++++ Data supplied

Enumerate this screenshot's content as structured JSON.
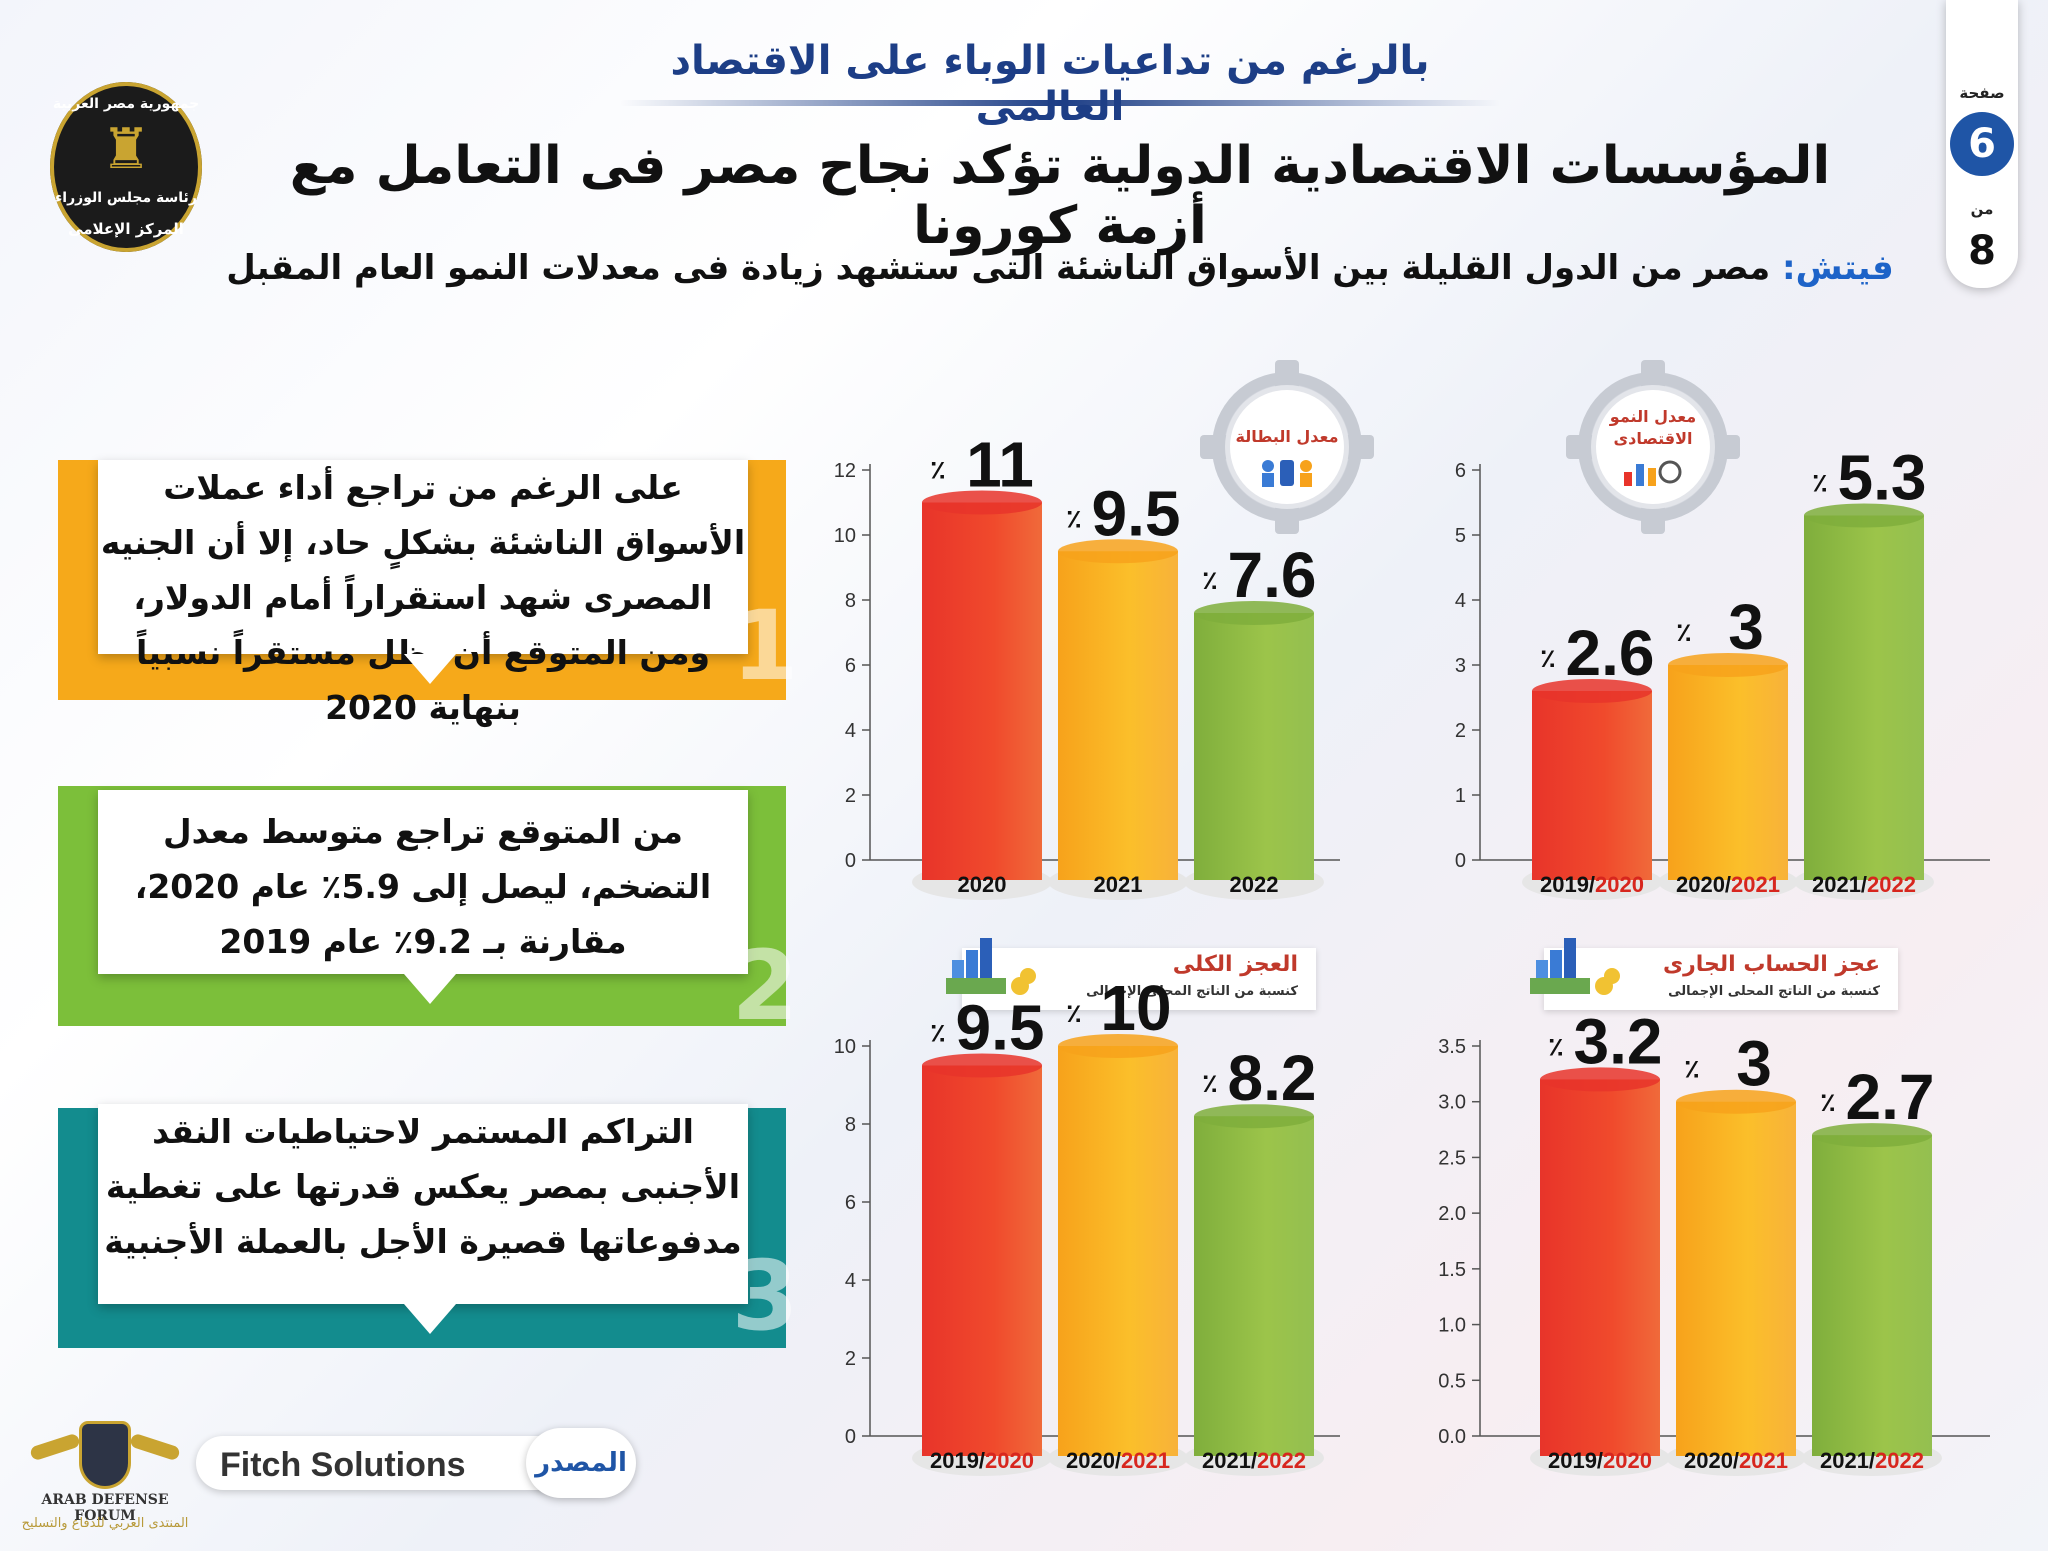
{
  "header": {
    "kicker": "بالرغم من تداعيات الوباء على الاقتصاد العالمى",
    "title": "المؤسسات الاقتصادية الدولية تؤكد نجاح مصر فى التعامل مع أزمة كورونا",
    "subtitle_source": "فيتش:",
    "subtitle_text": "مصر من الدول القليلة بين الأسواق الناشئة التى ستشهد زيادة فى معدلات النمو العام المقبل"
  },
  "page_badge": {
    "label_top": "صفحة",
    "page": "6",
    "label_mid": "من",
    "total": "8"
  },
  "logo": {
    "line1": "جمهورية مصر العربية",
    "line2": "رئاسة مجلس الوزراء",
    "line3": "المركز الإعلامى"
  },
  "points": [
    {
      "number": "1",
      "text": "على الرغم من تراجع أداء عملات الأسواق الناشئة بشكلٍ حاد، إلا أن الجنيه المصرى شهد استقراراً أمام الدولار، ومن المتوقع أن يظل مستقراً نسبياً بنهاية 2020",
      "color": "#f6a91a"
    },
    {
      "number": "2",
      "text": "من المتوقع تراجع متوسط معدل التضخم، ليصل إلى 5.9٪ عام 2020، مقارنة بـ 9.2٪ عام 2019",
      "color": "#7cbf3a"
    },
    {
      "number": "3",
      "text": "التراكم المستمر لاحتياطيات النقد الأجنبى بمصر يعكس قدرتها على تغطية مدفوعاتها قصيرة الأجل بالعملة الأجنبية",
      "color": "#138c8e"
    }
  ],
  "source": {
    "label": "المصدر",
    "name": "Fitch Solutions"
  },
  "forum": {
    "name_en": "ARAB DEFENSE FORUM",
    "name_ar": "المنتدى العربي للدفاع والتسليح"
  },
  "colors": {
    "red": "#e8342a",
    "orange": "#f7a21b",
    "green": "#7fae3c",
    "year_red": "#d7261e",
    "title_blue": "#1d3e86"
  },
  "chart_data": [
    {
      "type": "bar",
      "title": "معدل النمو الاقتصادى",
      "categories": [
        [
          "2019/",
          "2020"
        ],
        [
          "2020/",
          "2021"
        ],
        [
          "2021/",
          "2022"
        ]
      ],
      "values": [
        2.6,
        3,
        5.3
      ],
      "value_labels": [
        "2.6",
        "3",
        "5.3"
      ],
      "unit": "٪",
      "yticks": [
        "0",
        "1",
        "2",
        "3",
        "4",
        "5",
        "6"
      ],
      "ylim": [
        0,
        6
      ]
    },
    {
      "type": "bar",
      "title": "معدل البطالة",
      "categories": [
        [
          "",
          "2020"
        ],
        [
          "",
          "2021"
        ],
        [
          "",
          "2022"
        ]
      ],
      "values": [
        11,
        9.5,
        7.6
      ],
      "value_labels": [
        "11",
        "9.5",
        "7.6"
      ],
      "unit": "٪",
      "yticks": [
        "0",
        "2",
        "4",
        "6",
        "8",
        "10",
        "12"
      ],
      "ylim": [
        0,
        12
      ]
    },
    {
      "type": "bar",
      "title": "عجز الحساب الجارى",
      "subtitle": "كنسبة من الناتج المحلى الإجمالى",
      "categories": [
        [
          "2019/",
          "2020"
        ],
        [
          "2020/",
          "2021"
        ],
        [
          "2021/",
          "2022"
        ]
      ],
      "values": [
        3.2,
        3,
        2.7
      ],
      "value_labels": [
        "3.2",
        "3",
        "2.7"
      ],
      "unit": "٪",
      "yticks": [
        "0.0",
        "0.5",
        "1.0",
        "1.5",
        "2.0",
        "2.5",
        "3.0",
        "3.5"
      ],
      "ylim": [
        0,
        3.5
      ]
    },
    {
      "type": "bar",
      "title": "العجز الكلى",
      "subtitle": "كنسبة من الناتج المحلى الإجمالى",
      "categories": [
        [
          "2019/",
          "2020"
        ],
        [
          "2020/",
          "2021"
        ],
        [
          "2021/",
          "2022"
        ]
      ],
      "values": [
        9.5,
        10,
        8.2
      ],
      "value_labels": [
        "9.5",
        "10",
        "8.2"
      ],
      "unit": "٪",
      "yticks": [
        "0",
        "2",
        "4",
        "6",
        "8",
        "10"
      ],
      "ylim": [
        0,
        10
      ]
    }
  ]
}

++++++++

* [Requirement] Find every line that has "المتوقع" in it, then return those lines.

* [Correct answer]
      "text": "على الرغم من تراجع أداء عملات الأسواق الناشئة بشكلٍ حاد، إلا أن الجنيه المصرى شهد استقراراً أمام الدولار، ومن المتوقع أن يظل مستقراً نسبياً بنهاية 2020",
      "text": "من المتوقع تراجع متوسط معدل التضخم، ليصل إلى 5.9٪ عام 2020، مقارنة بـ 9.2٪ عام 2019",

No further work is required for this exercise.